--- WHAT THE TASK ASKS ---
Drop all images and give the records again exactly.

━━━ ENTRIES SUPPLIED

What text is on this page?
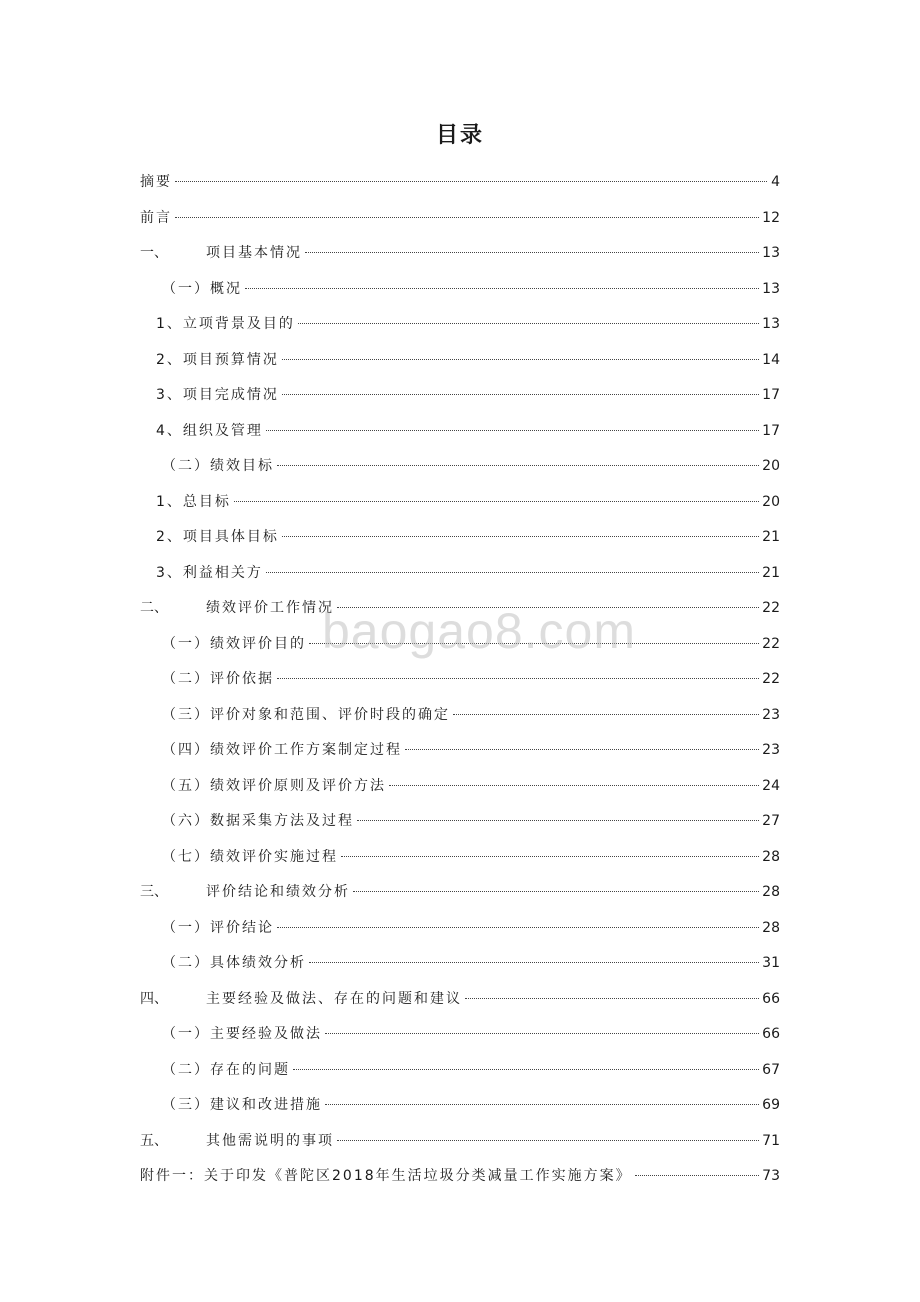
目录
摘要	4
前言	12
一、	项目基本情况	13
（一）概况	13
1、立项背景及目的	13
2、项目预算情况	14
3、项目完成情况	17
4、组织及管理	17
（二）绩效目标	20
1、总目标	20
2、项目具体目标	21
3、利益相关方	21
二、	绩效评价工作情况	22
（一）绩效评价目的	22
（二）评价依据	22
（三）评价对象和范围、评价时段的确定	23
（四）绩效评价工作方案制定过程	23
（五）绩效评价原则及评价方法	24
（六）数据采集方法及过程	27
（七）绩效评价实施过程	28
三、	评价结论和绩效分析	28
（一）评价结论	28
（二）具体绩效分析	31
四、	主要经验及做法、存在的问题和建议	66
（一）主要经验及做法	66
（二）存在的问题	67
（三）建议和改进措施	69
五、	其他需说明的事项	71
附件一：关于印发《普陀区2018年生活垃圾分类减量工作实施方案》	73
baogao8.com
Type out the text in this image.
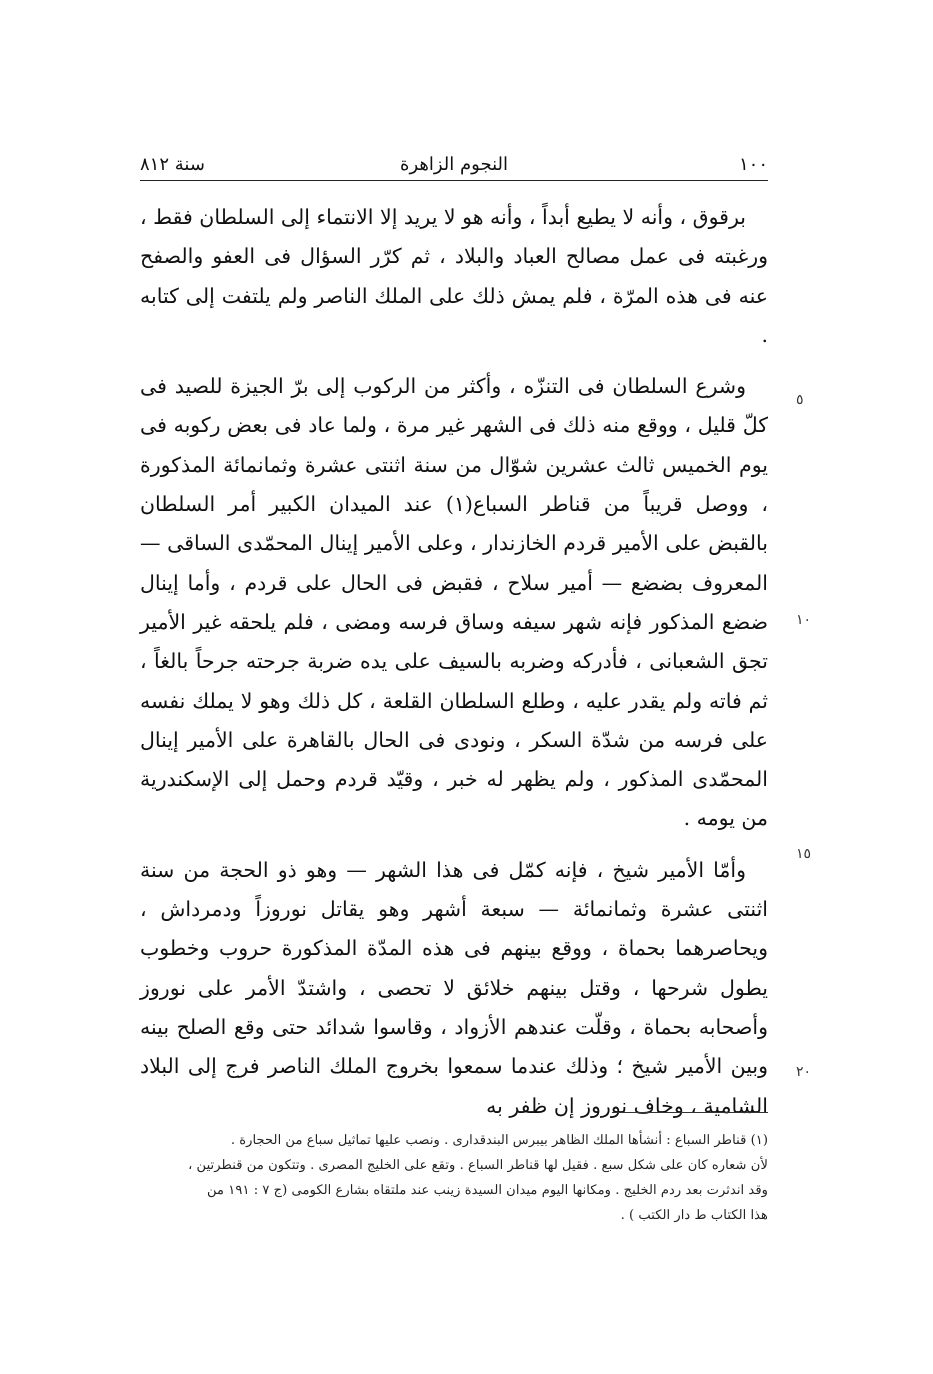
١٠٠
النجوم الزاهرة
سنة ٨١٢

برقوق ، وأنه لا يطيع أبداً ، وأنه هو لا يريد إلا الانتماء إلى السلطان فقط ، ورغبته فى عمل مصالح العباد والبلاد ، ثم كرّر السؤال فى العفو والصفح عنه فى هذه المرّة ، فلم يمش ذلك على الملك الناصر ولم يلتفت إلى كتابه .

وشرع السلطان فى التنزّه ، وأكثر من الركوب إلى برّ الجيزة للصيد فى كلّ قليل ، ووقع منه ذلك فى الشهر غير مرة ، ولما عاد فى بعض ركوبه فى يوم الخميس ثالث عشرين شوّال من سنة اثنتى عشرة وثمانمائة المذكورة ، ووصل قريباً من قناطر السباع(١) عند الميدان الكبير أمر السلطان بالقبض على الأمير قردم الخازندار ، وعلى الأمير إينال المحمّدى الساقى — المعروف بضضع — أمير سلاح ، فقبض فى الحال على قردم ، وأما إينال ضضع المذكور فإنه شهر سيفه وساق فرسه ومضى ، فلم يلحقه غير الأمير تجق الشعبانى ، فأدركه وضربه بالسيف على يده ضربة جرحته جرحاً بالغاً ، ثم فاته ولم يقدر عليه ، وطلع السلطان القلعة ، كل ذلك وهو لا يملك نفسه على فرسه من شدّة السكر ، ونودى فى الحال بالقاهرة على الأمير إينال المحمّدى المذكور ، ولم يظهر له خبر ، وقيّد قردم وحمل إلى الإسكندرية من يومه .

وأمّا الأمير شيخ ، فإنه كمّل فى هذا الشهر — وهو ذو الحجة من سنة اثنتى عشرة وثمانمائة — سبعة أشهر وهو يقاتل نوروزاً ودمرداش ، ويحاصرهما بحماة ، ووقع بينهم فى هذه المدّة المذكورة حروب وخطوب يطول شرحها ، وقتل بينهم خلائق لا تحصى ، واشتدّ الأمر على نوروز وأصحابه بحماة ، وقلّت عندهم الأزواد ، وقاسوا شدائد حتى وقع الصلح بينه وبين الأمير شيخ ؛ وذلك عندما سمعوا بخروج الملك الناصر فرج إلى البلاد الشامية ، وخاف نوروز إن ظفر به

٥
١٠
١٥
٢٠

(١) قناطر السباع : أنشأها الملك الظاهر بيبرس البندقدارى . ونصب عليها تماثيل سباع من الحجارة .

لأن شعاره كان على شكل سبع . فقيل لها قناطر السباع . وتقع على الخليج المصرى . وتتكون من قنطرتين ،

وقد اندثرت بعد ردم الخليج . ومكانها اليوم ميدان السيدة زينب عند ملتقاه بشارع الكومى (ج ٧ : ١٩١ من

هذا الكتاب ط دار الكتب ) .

━━━━━━

--- WRITTEN ANSWER ---
What text is on this page?
目录
摘要	4
前言	12
一、	项目基本情况	13
（一）概况	13
1、立项背景及目的	13
2、项目预算情况	14
3、项目完成情况	17
4、组织及管理	17
（二）绩效目标	20
1、总目标	20
2、项目具体目标	21
3、利益相关方	21
二、	绩效评价工作情况	22
（一）绩效评价目的	22
（二）评价依据	22
（三）评价对象和范围、评价时段的确定	23
（四）绩效评价工作方案制定过程	23
（五）绩效评价原则及评价方法	24
（六）数据采集方法及过程	27
（七）绩效评价实施过程	28
三、	评价结论和绩效分析	28
（一）评价结论	28
（二）具体绩效分析	31
四、	主要经验及做法、存在的问题和建议	66
（一）主要经验及做法	66
（二）存在的问题	67
（三）建议和改进措施	69
五、	其他需说明的事项	71
附件一：关于印发《普陀区2018年生活垃圾分类减量工作实施方案》	73
baogao8.com
Type out the text in this image.
١٠٠
النجوم الزاهرة
سنة ٨١٢

برقوق ، وأنه لا يطيع أبداً ، وأنه هو لا يريد إلا الانتماء إلى السلطان فقط ، ورغبته فى عمل مصالح العباد والبلاد ، ثم كرّر السؤال فى العفو والصفح عنه فى هذه المرّة ، فلم يمش ذلك على الملك الناصر ولم يلتفت إلى كتابه .

وشرع السلطان فى التنزّه ، وأكثر من الركوب إلى برّ الجيزة للصيد فى كلّ قليل ، ووقع منه ذلك فى الشهر غير مرة ، ولما عاد فى بعض ركوبه فى يوم الخميس ثالث عشرين شوّال من سنة اثنتى عشرة وثمانمائة المذكورة ، ووصل قريباً من قناطر السباع(١) عند الميدان الكبير أمر السلطان بالقبض على الأمير قردم الخازندار ، وعلى الأمير إينال المحمّدى الساقى — المعروف بضضع — أمير سلاح ، فقبض فى الحال على قردم ، وأما إينال ضضع المذكور فإنه شهر سيفه وساق فرسه ومضى ، فلم يلحقه غير الأمير تجق الشعبانى ، فأدركه وضربه بالسيف على يده ضربة جرحته جرحاً بالغاً ، ثم فاته ولم يقدر عليه ، وطلع السلطان القلعة ، كل ذلك وهو لا يملك نفسه على فرسه من شدّة السكر ، ونودى فى الحال بالقاهرة على الأمير إينال المحمّدى المذكور ، ولم يظهر له خبر ، وقيّد قردم وحمل إلى الإسكندرية من يومه .

وأمّا الأمير شيخ ، فإنه كمّل فى هذا الشهر — وهو ذو الحجة من سنة اثنتى عشرة وثمانمائة — سبعة أشهر وهو يقاتل نوروزاً ودمرداش ، ويحاصرهما بحماة ، ووقع بينهم فى هذه المدّة المذكورة حروب وخطوب يطول شرحها ، وقتل بينهم خلائق لا تحصى ، واشتدّ الأمر على نوروز وأصحابه بحماة ، وقلّت عندهم الأزواد ، وقاسوا شدائد حتى وقع الصلح بينه وبين الأمير شيخ ؛ وذلك عندما سمعوا بخروج الملك الناصر فرج إلى البلاد الشامية ، وخاف نوروز إن ظفر به

٥
١٠
١٥
٢٠

(١) قناطر السباع : أنشأها الملك الظاهر بيبرس البندقدارى . ونصب عليها تماثيل سباع من الحجارة .

لأن شعاره كان على شكل سبع . فقيل لها قناطر السباع . وتقع على الخليج المصرى . وتتكون من قنطرتين ،

وقد اندثرت بعد ردم الخليج . ومكانها اليوم ميدان السيدة زينب عند ملتقاه بشارع الكومى (ج ٧ : ١٩١ من

هذا الكتاب ط دار الكتب ) .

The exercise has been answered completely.